──────── Data for processing ────────

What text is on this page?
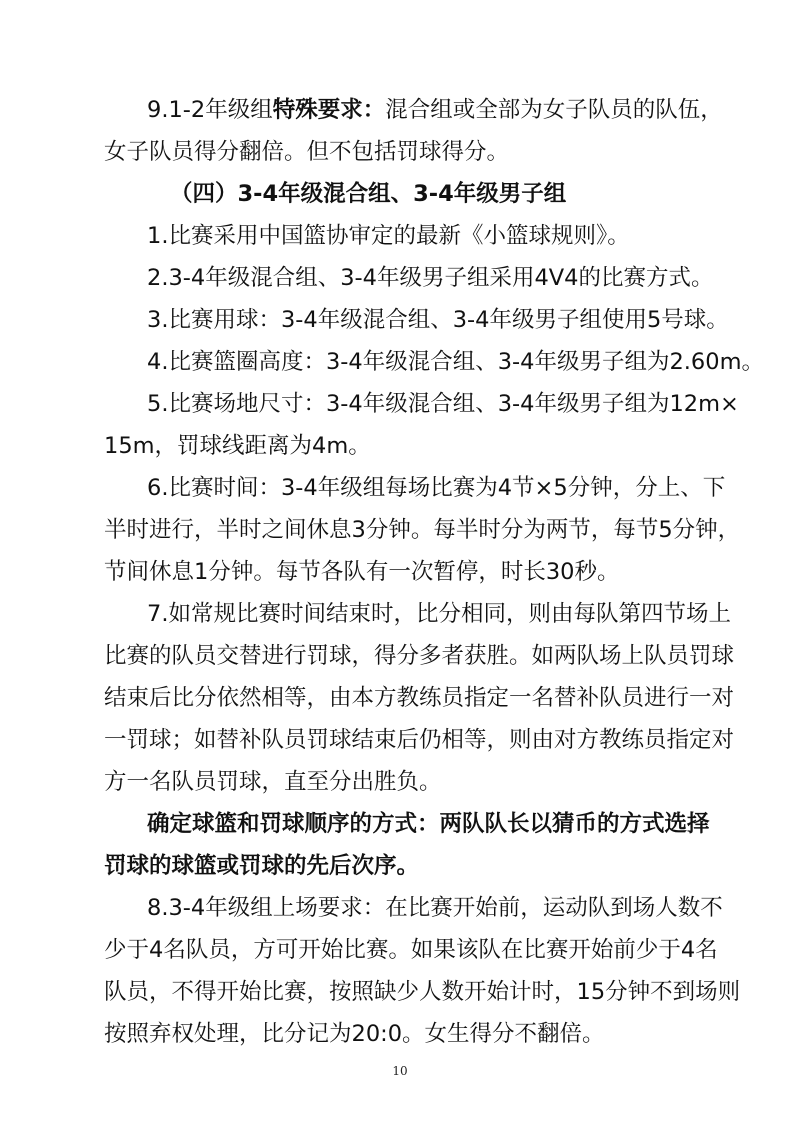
9.1-2年级组特殊要求：混合组或全部为女子队员的队伍，
女子队员得分翻倍。但不包括罚球得分。
（四）3-4年级混合组、3-4年级男子组
1.比赛采用中国篮协审定的最新《小篮球规则》。
2.3-4年级混合组、3-4年级男子组采用4V4的比赛方式。
3.比赛用球：3-4年级混合组、3-4年级男子组使用5号球。
4.比赛篮圈高度：3-4年级混合组、3-4年级男子组为2.60m。
5.比赛场地尺寸：3-4年级混合组、3-4年级男子组为12m×
15m，罚球线距离为4m。
6.比赛时间：3-4年级组每场比赛为4节×5分钟，分上、下
半时进行，半时之间休息3分钟。每半时分为两节，每节5分钟，
节间休息1分钟。每节各队有一次暂停，时长30秒。
7.如常规比赛时间结束时，比分相同，则由每队第四节场上
比赛的队员交替进行罚球，得分多者获胜。如两队场上队员罚球
结束后比分依然相等，由本方教练员指定一名替补队员进行一对
一罚球；如替补队员罚球结束后仍相等，则由对方教练员指定对
方一名队员罚球，直至分出胜负。
确定球篮和罚球顺序的方式：两队队长以猜币的方式选择
罚球的球篮或罚球的先后次序。
8.3-4年级组上场要求：在比赛开始前，运动队到场人数不
少于4名队员，方可开始比赛。如果该队在比赛开始前少于4名
队员，不得开始比赛，按照缺少人数开始计时，15分钟不到场则
按照弃权处理，比分记为20:0。女生得分不翻倍。
10
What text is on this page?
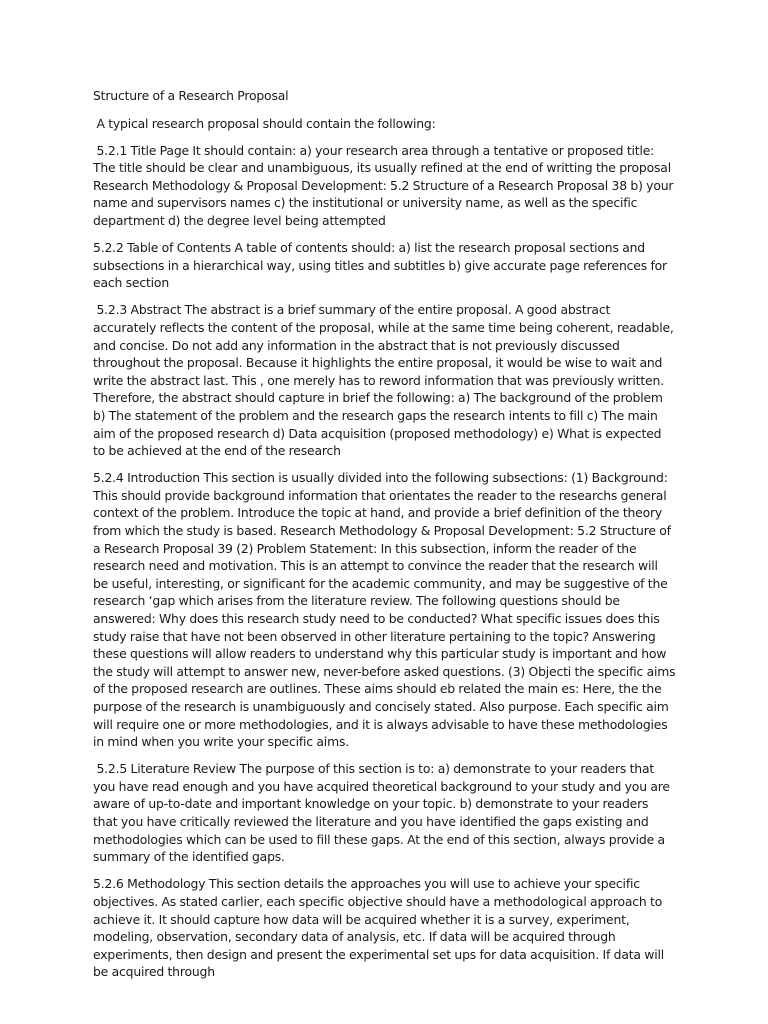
Structure of a Research Proposal
A typical research proposal should contain the following:
5.2.1 Title Page It should contain: a) your research area through a tentative or proposed title: The title should be clear and unambiguous, its usually refined at the end of writting the proposal Research Methodology & Proposal Development: 5.2 Structure of a Research Proposal 38 b) your name and supervisors names c) the institutional or university name, as well as the specific department d) the degree level being attempted
5.2.2 Table of Contents A table of contents should: a) list the research proposal sections and subsections in a hierarchical way, using titles and subtitles b) give accurate page references for each section
5.2.3 Abstract The abstract is a brief summary of the entire proposal. A good abstract accurately reflects the content of the proposal, while at the same time being coherent, readable, and concise. Do not add any information in the abstract that is not previously discussed throughout the proposal. Because it highlights the entire proposal, it would be wise to wait and write the abstract last. This , one merely has to reword information that was previously written. Therefore, the abstract should capture in brief the following: a) The background of the problem b) The statement of the problem and the research gaps the research intents to fill c) The main aim of the proposed research d) Data acquisition (proposed methodology) e) What is expected to be achieved at the end of the research
5.2.4 Introduction This section is usually divided into the following subsections: (1) Background: This should provide background information that orientates the reader to the researchs general context of the problem. Introduce the topic at hand, and provide a brief definition of the theory from which the study is based. Research Methodology & Proposal Development: 5.2 Structure of a Research Proposal 39 (2) Problem Statement: In this subsection, inform the reader of the research need and motivation. This is an attempt to convince the reader that the research will be useful, interesting, or significant for the academic community, and may be suggestive of the research ‘gap which arises from the literature review. The following questions should be answered: Why does this research study need to be conducted? What specific issues does this study raise that have not been observed in other literature pertaining to the topic? Answering these questions will allow readers to understand why this particular study is important and how the study will attempt to answer new, never-before asked questions. (3) Objecti the specific aims of the proposed research are outlines. These aims should eb related the main es: Here, the the purpose of the research is unambiguously and concisely stated. Also purpose. Each specific aim will require one or more methodologies, and it is always advisable to have these methodologies in mind when you write your specific aims.
5.2.5 Literature Review The purpose of this section is to: a) demonstrate to your readers that you have read enough and you have acquired theoretical background to your study and you are aware of up-to-date and important knowledge on your topic. b) demonstrate to your readers that you have critically reviewed the literature and you have identified the gaps existing and methodologies which can be used to fill these gaps. At the end of this section, always provide a summary of the identified gaps.
5.2.6 Methodology This section details the approaches you will use to achieve your specific objectives. As stated carlier, each specific objective should have a methodological approach to achieve it. It should capture how data will be acquired whether it is a survey, experiment, modeling, observation, secondary data of analysis, etc. If data will be acquired through experiments, then design and present the experimental set ups for data acquisition. If data will be acquired through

────────

(Written instruction):
Pictures excluded, quote all the data above exactly.

(Expected output):
What text is on this page?
9.1-2年级组特殊要求：混合组或全部为女子队员的队伍，
女子队员得分翻倍。但不包括罚球得分。
（四）3-4年级混合组、3-4年级男子组
1.比赛采用中国篮协审定的最新《小篮球规则》。
2.3-4年级混合组、3-4年级男子组采用4V4的比赛方式。
3.比赛用球：3-4年级混合组、3-4年级男子组使用5号球。
4.比赛篮圈高度：3-4年级混合组、3-4年级男子组为2.60m。
5.比赛场地尺寸：3-4年级混合组、3-4年级男子组为12m×
15m，罚球线距离为4m。
6.比赛时间：3-4年级组每场比赛为4节×5分钟，分上、下
半时进行，半时之间休息3分钟。每半时分为两节，每节5分钟，
节间休息1分钟。每节各队有一次暂停，时长30秒。
7.如常规比赛时间结束时，比分相同，则由每队第四节场上
比赛的队员交替进行罚球，得分多者获胜。如两队场上队员罚球
结束后比分依然相等，由本方教练员指定一名替补队员进行一对
一罚球；如替补队员罚球结束后仍相等，则由对方教练员指定对
方一名队员罚球，直至分出胜负。
确定球篮和罚球顺序的方式：两队队长以猜币的方式选择
罚球的球篮或罚球的先后次序。
8.3-4年级组上场要求：在比赛开始前，运动队到场人数不
少于4名队员，方可开始比赛。如果该队在比赛开始前少于4名
队员，不得开始比赛，按照缺少人数开始计时，15分钟不到场则
按照弃权处理，比分记为20:0。女生得分不翻倍。
10
What text is on this page?
Structure of a Research Proposal
A typical research proposal should contain the following:
5.2.1 Title Page It should contain: a) your research area through a tentative or proposed title: The title should be clear and unambiguous, its usually refined at the end of writting the proposal Research Methodology & Proposal Development: 5.2 Structure of a Research Proposal 38 b) your name and supervisors names c) the institutional or university name, as well as the specific department d) the degree level being attempted
5.2.2 Table of Contents A table of contents should: a) list the research proposal sections and subsections in a hierarchical way, using titles and subtitles b) give accurate page references for each section
5.2.3 Abstract The abstract is a brief summary of the entire proposal. A good abstract accurately reflects the content of the proposal, while at the same time being coherent, readable, and concise. Do not add any information in the abstract that is not previously discussed throughout the proposal. Because it highlights the entire proposal, it would be wise to wait and write the abstract last. This , one merely has to reword information that was previously written. Therefore, the abstract should capture in brief the following: a) The background of the problem b) The statement of the problem and the research gaps the research intents to fill c) The main aim of the proposed research d) Data acquisition (proposed methodology) e) What is expected to be achieved at the end of the research
5.2.4 Introduction This section is usually divided into the following subsections: (1) Background: This should provide background information that orientates the reader to the researchs general context of the problem. Introduce the topic at hand, and provide a brief definition of the theory from which the study is based. Research Methodology & Proposal Development: 5.2 Structure of a Research Proposal 39 (2) Problem Statement: In this subsection, inform the reader of the research need and motivation. This is an attempt to convince the reader that the research will be useful, interesting, or significant for the academic community, and may be suggestive of the research ‘gap which arises from the literature review. The following questions should be answered: Why does this research study need to be conducted? What specific issues does this study raise that have not been observed in other literature pertaining to the topic? Answering these questions will allow readers to understand why this particular study is important and how the study will attempt to answer new, never-before asked questions. (3) Objecti the specific aims of the proposed research are outlines. These aims should eb related the main es: Here, the the purpose of the research is unambiguously and concisely stated. Also purpose. Each specific aim will require one or more methodologies, and it is always advisable to have these methodologies in mind when you write your specific aims.
5.2.5 Literature Review The purpose of this section is to: a) demonstrate to your readers that you have read enough and you have acquired theoretical background to your study and you are aware of up-to-date and important knowledge on your topic. b) demonstrate to your readers that you have critically reviewed the literature and you have identified the gaps existing and methodologies which can be used to fill these gaps. At the end of this section, always provide a summary of the identified gaps.
5.2.6 Methodology This section details the approaches you will use to achieve your specific objectives. As stated carlier, each specific objective should have a methodological approach to achieve it. It should capture how data will be acquired whether it is a survey, experiment, modeling, observation, secondary data of analysis, etc. If data will be acquired through experiments, then design and present the experimental set ups for data acquisition. If data will be acquired through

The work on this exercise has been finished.